■ Written instruction
Copy out the lines that include the word "ກປະເພດ".

** BEGIN Entries supplied **

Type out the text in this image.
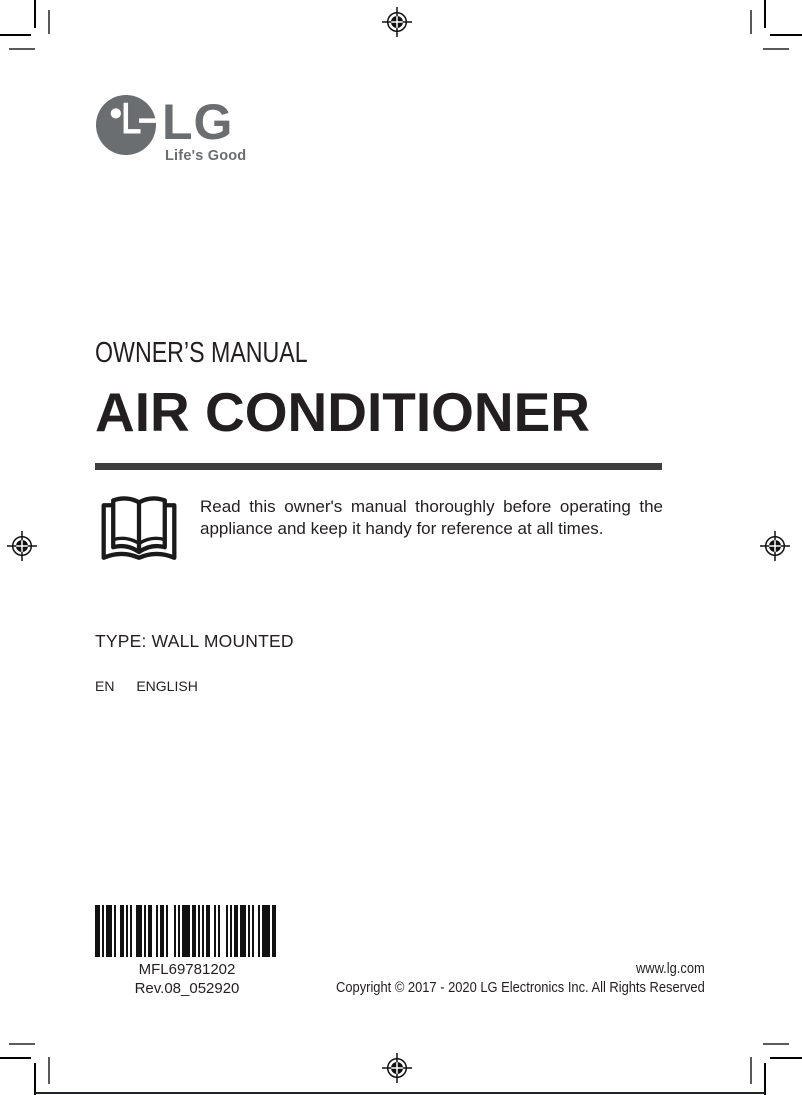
LG
Life's Good
OWNER’S MANUAL
AIR CONDITIONER
Read this owner's manual thoroughly before operating the
appliance and keep it handy for reference at all times.
TYPE: WALL MOUNTED
EN ENGLISH
MFL69781202
Rev.08_052920
www.lg.com
Copyright © 2017 - 2020 LG Electronics Inc. All Rights Reserved
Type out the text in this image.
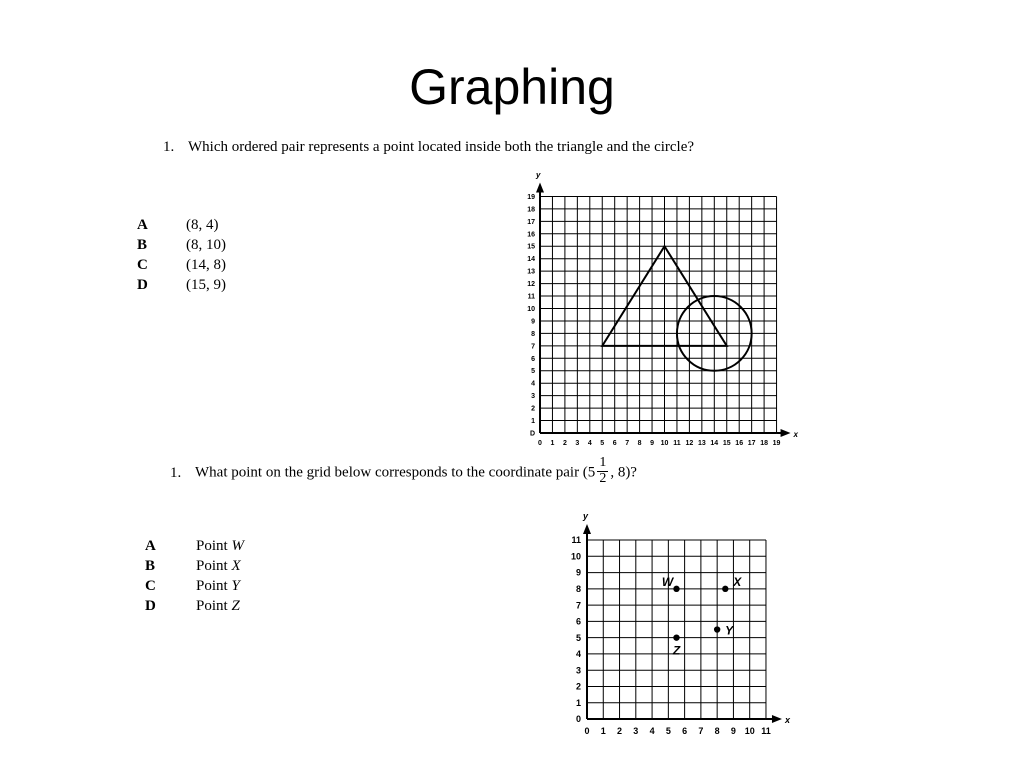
Graphing
1. Which ordered pair represents a point located inside both the triangle and the circle?
A	(8, 4)
B	(8, 10)
C	(14, 8)
D	(15, 9)
1. What point on the grid below corresponds to the coordinate pair ($5 \frac{1}{2}$ , 8)?
A	Point W
B	Point X
C	Point Y
D	Point Z
y
x
0 1 2 3 4 5 6 7 8 9 10 11 12 13 14 15 16 17 18 19
D
1
2
3
4
5
6
7
8
9
10
11
12
13
14
15
16
17
18
19
y
x
0 1 2 3 4 5 6 7 8 9 10 11
0
1
2
3
4
5
6
7
8
9
10
11
W	X
Y
Z
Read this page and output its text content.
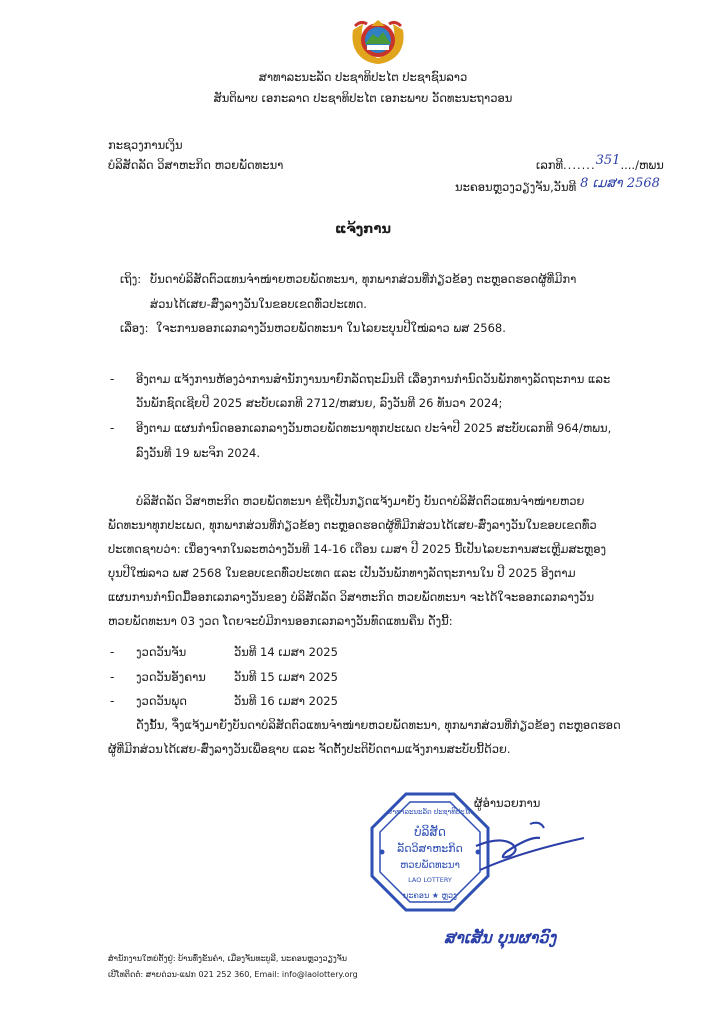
ສາທາລະນະລັດ ປະຊາທິປະໄຕ ປະຊາຊົນລາວ
ສັນຕິພາບ ເອກະລາດ ປະຊາທິປະໄຕ ເອກະພາບ ວັດທະນະຖາວອນ
ກະຊວງການເງິນ
ບໍລິສັດລັດ ວິສາຫະກິດ ຫວຍພັດທະນາ	ເລກທີ.......351..../ຫພນ
ນະຄອນຫຼວງວຽງຈັນ,ວັນທີ 8 ເມສາ 2568
ແຈ້ງການ
ເຖິງ: ບັນດາບໍລິສັດຕົວແທນຈຳໜ່າຍຫວຍພັດທະນາ, ທຸກພາກສ່ວນທີ່ກ່ຽວຂ້ອງ ຕະຫຼອດຮອດຜູ້ທີ່ມີກາ
ສ່ວນໄດ້ເສຍ-ສົ່ງລາງວັນໃນຂອບເຂດທົ່ວປະເທດ.
ເລື່ອງ: ໃຈະການອອກເລກລາງວັນຫວຍພັດທະນາ ໃນໄລຍະບຸນປີໃໝ່ລາວ ພສ 2568.
- ອີງຕາມ ແຈ້ງການຫ້ອງວ່າການສຳນັກງານນາຍົກລັດຖະມົນຕີ ເລື່ອງການກຳນົດວັນພັກທາງລັດຖະການ ແລະ
ວັນພັກຊົດເຊີຍປີ 2025 ສະບັບເລກທີ 2712/ຫສນຍ, ລົງວັນທີ 26 ທັນວາ 2024;
- ອີງຕາມ ແຜນກຳນົດອອກເລກລາງວັນຫວຍພັດທະນາທຸກປະເພດ ປະຈຳປີ 2025 ສະບັບເລກທີ 964/ຫພນ,
ລົງວັນທີ 19 ພະຈິກ 2024.
ບໍລິສັດລັດ ວິສາຫະກິດ ຫວຍພັດທະນາ ຂໍຖືເປັນກຽດແຈ້ງມາຍັງ ບັນດາບໍລິສັດຕົວແທນຈຳໜ່າຍຫວຍ
ພັດທະນາທຸກປະເພດ, ທຸກພາກສ່ວນທີ່ກ່ຽວຂ້ອງ ຕະຫຼອດຮອດຜູ້ທີ່ມີກສ່ວນໄດ້ເສຍ-ສົ່ງລາງວັນໃນຂອບເຂດທົ່ວ
ປະເທດຊາບວ່າ: ເນື່ອງຈາກໃນລະຫວ່າງວັນທີ 14-16 ເດືອນ ເມສາ ປີ 2025 ນີ້ເປັນໄລຍະການສະເຫຼີມສະຫຼອງ
ບຸນປີໃໝ່ລາວ ພສ 2568 ໃນຂອບເຂດທົ່ວປະເທດ ແລະ ເປັນວັນພັກທາງລັດຖະການໃນ ປີ 2025 ອີງຕາມ
ແຜນການກຳນົດມື້ອອກເລກລາງວັນຂອງ ບໍລິສັດລັດ ວິສາຫະກິດ ຫວຍພັດທະນາ ຈະໄດ້ໃຈະອອກເລກລາງວັນ
ຫວຍພັດທະນາ 03 ງວດ ໂດຍຈະບໍ່ມີການອອກເລກລາງວັນທົດແທນຄືນ ດັ່ງນີ້:
- ງວດວັນຈັນ	ວັນທີ 14 ເມສາ 2025
- ງວດວັນອັງຄານ ວັນທີ 15 ເມສາ 2025
- ງວດວັນພຸດ	ວັນທີ 16 ເມສາ 2025
ດັ່ງນັ້ນ, ຈຶ່ງແຈ້ງມາຍັງບັນດາບໍລິສັດຕົວແທນຈຳໜ່າຍຫວຍພັດທະນາ, ທຸກພາກສ່ວນທີ່ກ່ຽວຂ້ອງ ຕະຫຼອດຮອດ
ຜູ້ທີ່ມີກສ່ວນໄດ້ເສຍ-ສົ່ງລາງວັນເພື່ອຊາບ ແລະ ຈັດຕັ້ງປະຕິບັດຕາມແຈ້ງການສະບັບນີ້ດ້ວຍ.
ຜູ້ອຳນວຍການ
ສາທາລະນະລັດ ປະຊາທິປະໄຕ
ບໍລິສັດ
ລັດວິສາຫະກິດ
ຫວຍພັດທະນາ
LAO LOTTERY
ນະຄອນ ★ ຫຼວງ
ສາເສັນ ບຸນຜາວົງ
ສຳນັກງານໃຫຍ່ຕັ້ງຢູ່: ບ້ານທົ່ງຂັນຄຳ, ເມືອງຈັນທະບູລີ, ນະຄອນຫຼວງວຽງຈັນ
ເບີໂທຕິດຕໍ່: ສາຍດ່ວນ-ແຟກ 021 252 360, Email: info@laolottery.org
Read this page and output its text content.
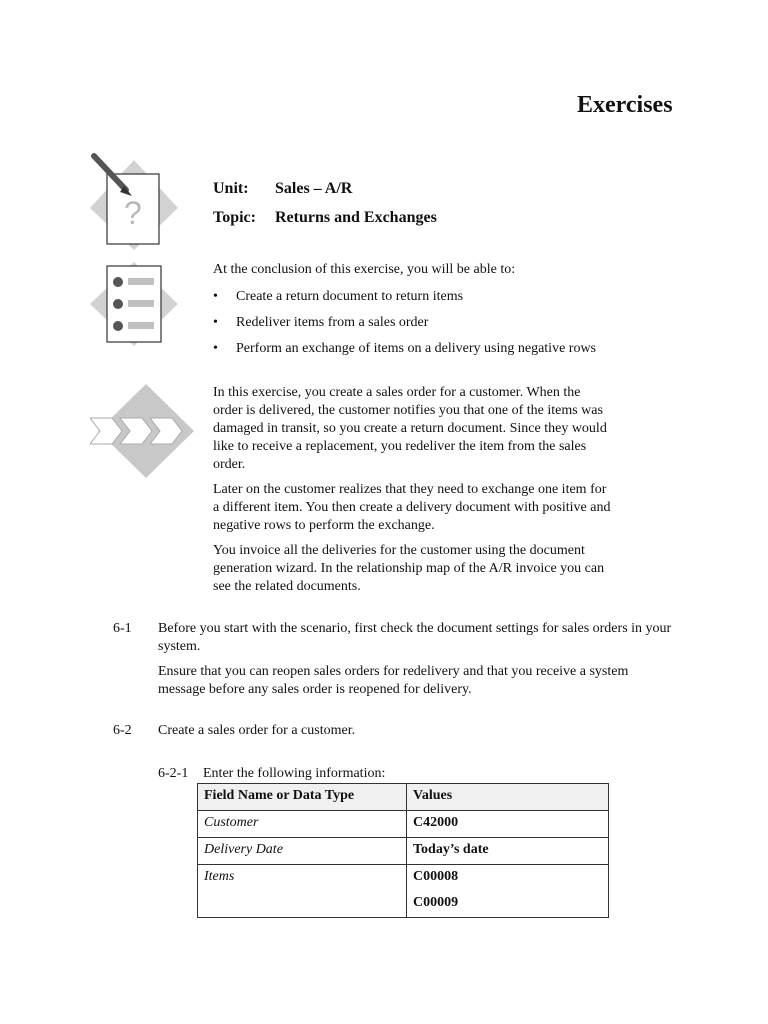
Exercises
?
Unit: Sales – A/R
Topic: Returns and Exchanges
At the conclusion of this exercise, you will be able to:
• Create a return document to return items
• Redeliver items from a sales order
• Perform an exchange of items on a delivery using negative rows
In this exercise, you create a sales order for a customer. When the order is delivered, the customer notifies you that one of the items was damaged in transit, so you create a return document. Since they would like to receive a replacement, you redeliver the item from the sales order.
Later on the customer realizes that they need to exchange one item for a different item. You then create a delivery document with positive and negative rows to perform the exchange.
You invoice all the deliveries for the customer using the document generation wizard. In the relationship map of the A/R invoice you can see the related documents.
6-1 Before you start with the scenario, first check the document settings for sales orders in your system.
Ensure that you can reopen sales orders for redelivery and that you receive a system message before any sales order is reopened for delivery.
6-2 Create a sales order for a customer.
6-2-1 Enter the following information:
Field Name or Data Type	Values
Customer	C42000
Delivery Date	Today’s date
Items	C00008
C00009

** END Entries supplied **

■ Solution to the problem
- ອີງຕາມ ແຜນກຳນົດອອກເລກລາງວັນຫວຍພັດທະນາທຸກປະເພດ ປະຈຳປີ 2025 ສະບັບເລກທີ 964/ຫພນ,
ພັດທະນາທຸກປະເພດ, ທຸກພາກສ່ວນທີ່ກ່ຽວຂ້ອງ ຕະຫຼອດຮອດຜູ້ທີ່ມີກສ່ວນໄດ້ເສຍ-ສົ່ງລາງວັນໃນຂອບເຂດທົ່ວ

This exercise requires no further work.